══ Stored records

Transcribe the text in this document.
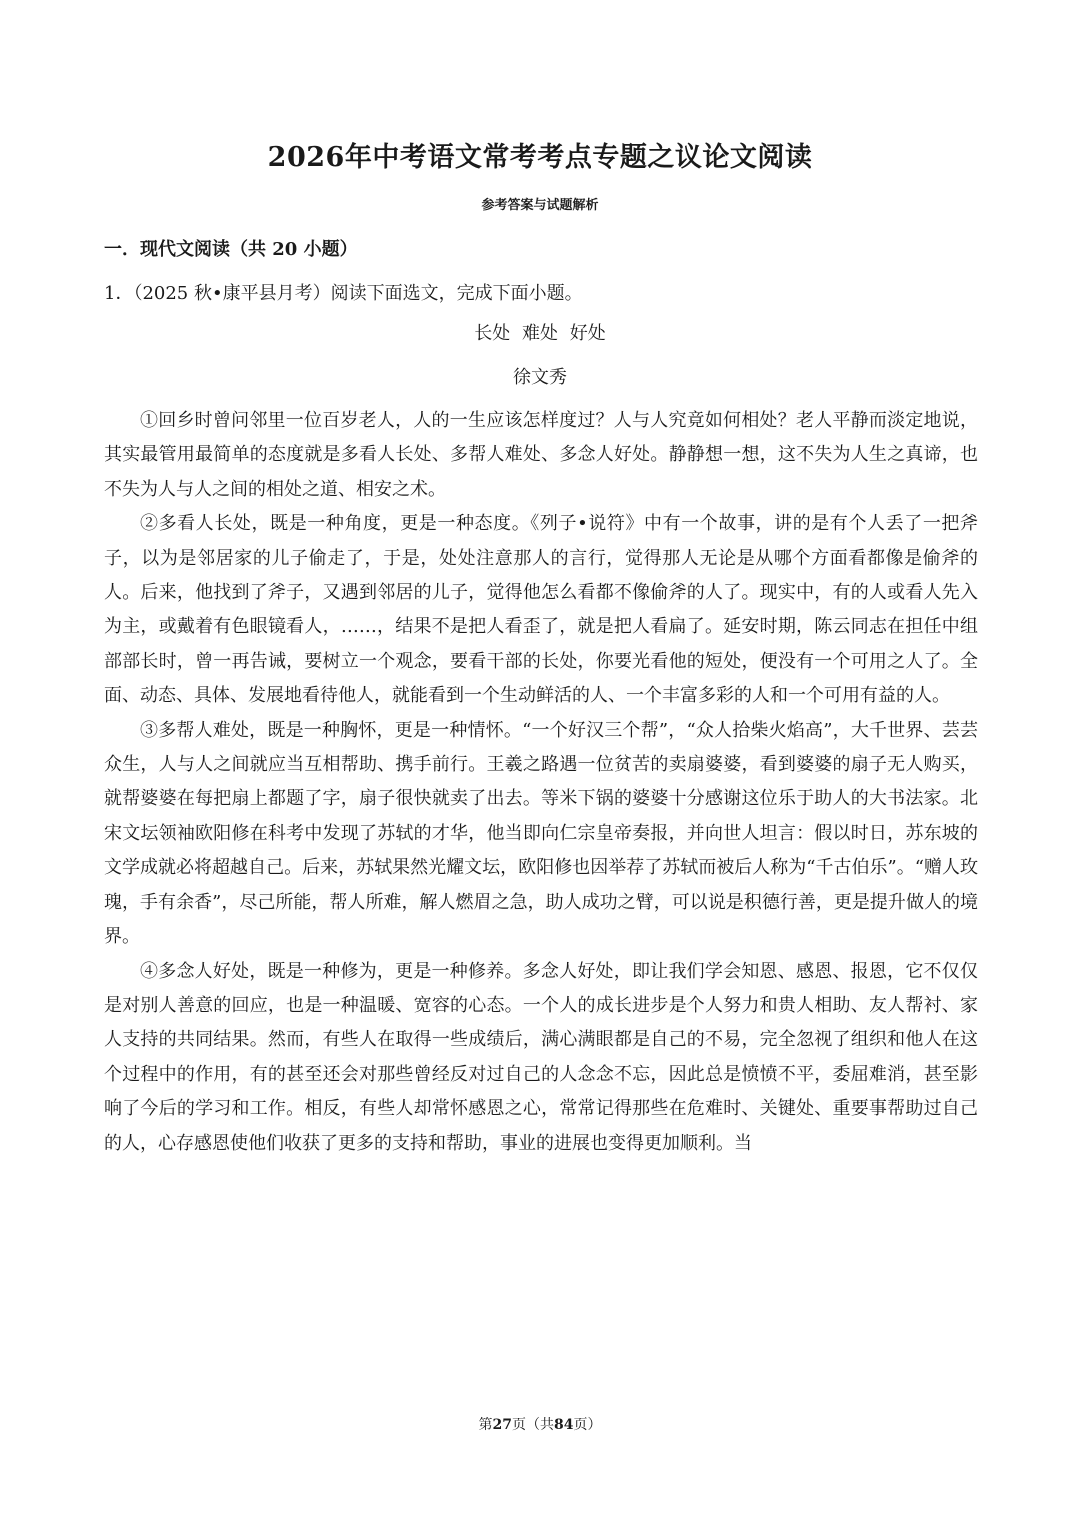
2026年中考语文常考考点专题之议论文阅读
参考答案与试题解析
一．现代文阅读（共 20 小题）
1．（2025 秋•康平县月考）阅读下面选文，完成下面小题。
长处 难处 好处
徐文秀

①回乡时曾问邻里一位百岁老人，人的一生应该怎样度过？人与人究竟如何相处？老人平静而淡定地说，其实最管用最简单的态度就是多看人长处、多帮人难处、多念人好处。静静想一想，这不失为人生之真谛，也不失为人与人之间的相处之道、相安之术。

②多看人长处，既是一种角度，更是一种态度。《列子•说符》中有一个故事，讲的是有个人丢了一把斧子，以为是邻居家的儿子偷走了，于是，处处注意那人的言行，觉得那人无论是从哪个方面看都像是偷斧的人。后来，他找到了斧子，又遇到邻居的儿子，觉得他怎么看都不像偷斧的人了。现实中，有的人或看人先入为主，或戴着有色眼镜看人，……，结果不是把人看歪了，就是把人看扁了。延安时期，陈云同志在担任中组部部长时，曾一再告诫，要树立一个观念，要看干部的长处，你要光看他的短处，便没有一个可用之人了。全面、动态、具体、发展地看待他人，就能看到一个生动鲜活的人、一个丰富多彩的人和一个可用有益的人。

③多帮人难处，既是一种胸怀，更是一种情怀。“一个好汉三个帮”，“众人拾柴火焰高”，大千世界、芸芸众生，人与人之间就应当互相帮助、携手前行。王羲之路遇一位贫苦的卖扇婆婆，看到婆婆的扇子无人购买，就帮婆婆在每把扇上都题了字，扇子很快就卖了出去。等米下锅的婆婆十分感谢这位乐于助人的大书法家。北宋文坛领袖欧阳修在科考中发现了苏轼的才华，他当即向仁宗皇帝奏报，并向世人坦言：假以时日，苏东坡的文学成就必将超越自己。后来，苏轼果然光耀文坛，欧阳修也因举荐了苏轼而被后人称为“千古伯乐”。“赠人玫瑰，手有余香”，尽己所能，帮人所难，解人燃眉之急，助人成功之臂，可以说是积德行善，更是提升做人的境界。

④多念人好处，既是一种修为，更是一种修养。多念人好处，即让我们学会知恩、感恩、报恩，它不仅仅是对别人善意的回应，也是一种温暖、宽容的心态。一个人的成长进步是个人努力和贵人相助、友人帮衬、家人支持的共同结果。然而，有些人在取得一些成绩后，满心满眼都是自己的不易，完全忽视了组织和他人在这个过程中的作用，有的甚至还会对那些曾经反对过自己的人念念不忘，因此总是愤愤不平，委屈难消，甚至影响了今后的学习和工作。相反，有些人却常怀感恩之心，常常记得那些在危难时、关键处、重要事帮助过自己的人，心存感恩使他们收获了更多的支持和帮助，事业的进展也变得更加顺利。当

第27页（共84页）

════

• **Requirement**
Set the entries down again exactly. Do not include the images.

• **Task answer**
Transcribe the text in this document.
2026年中考语文常考考点专题之议论文阅读
参考答案与试题解析
一．现代文阅读（共 20 小题）
1．（2025 秋•康平县月考）阅读下面选文，完成下面小题。
长处 难处 好处
徐文秀

①回乡时曾问邻里一位百岁老人，人的一生应该怎样度过？人与人究竟如何相处？老人平静而淡定地说，其实最管用最简单的态度就是多看人长处、多帮人难处、多念人好处。静静想一想，这不失为人生之真谛，也不失为人与人之间的相处之道、相安之术。

②多看人长处，既是一种角度，更是一种态度。《列子•说符》中有一个故事，讲的是有个人丢了一把斧子，以为是邻居家的儿子偷走了，于是，处处注意那人的言行，觉得那人无论是从哪个方面看都像是偷斧的人。后来，他找到了斧子，又遇到邻居的儿子，觉得他怎么看都不像偷斧的人了。现实中，有的人或看人先入为主，或戴着有色眼镜看人，……，结果不是把人看歪了，就是把人看扁了。延安时期，陈云同志在担任中组部部长时，曾一再告诫，要树立一个观念，要看干部的长处，你要光看他的短处，便没有一个可用之人了。全面、动态、具体、发展地看待他人，就能看到一个生动鲜活的人、一个丰富多彩的人和一个可用有益的人。

③多帮人难处，既是一种胸怀，更是一种情怀。“一个好汉三个帮”，“众人拾柴火焰高”，大千世界、芸芸众生，人与人之间就应当互相帮助、携手前行。王羲之路遇一位贫苦的卖扇婆婆，看到婆婆的扇子无人购买，就帮婆婆在每把扇上都题了字，扇子很快就卖了出去。等米下锅的婆婆十分感谢这位乐于助人的大书法家。北宋文坛领袖欧阳修在科考中发现了苏轼的才华，他当即向仁宗皇帝奏报，并向世人坦言：假以时日，苏东坡的文学成就必将超越自己。后来，苏轼果然光耀文坛，欧阳修也因举荐了苏轼而被后人称为“千古伯乐”。“赠人玫瑰，手有余香”，尽己所能，帮人所难，解人燃眉之急，助人成功之臂，可以说是积德行善，更是提升做人的境界。

④多念人好处，既是一种修为，更是一种修养。多念人好处，即让我们学会知恩、感恩、报恩，它不仅仅是对别人善意的回应，也是一种温暖、宽容的心态。一个人的成长进步是个人努力和贵人相助、友人帮衬、家人支持的共同结果。然而，有些人在取得一些成绩后，满心满眼都是自己的不易，完全忽视了组织和他人在这个过程中的作用，有的甚至还会对那些曾经反对过自己的人念念不忘，因此总是愤愤不平，委屈难消，甚至影响了今后的学习和工作。相反，有些人却常怀感恩之心，常常记得那些在危难时、关键处、重要事帮助过自己的人，心存感恩使他们收获了更多的支持和帮助，事业的进展也变得更加顺利。当

第27页（共84页）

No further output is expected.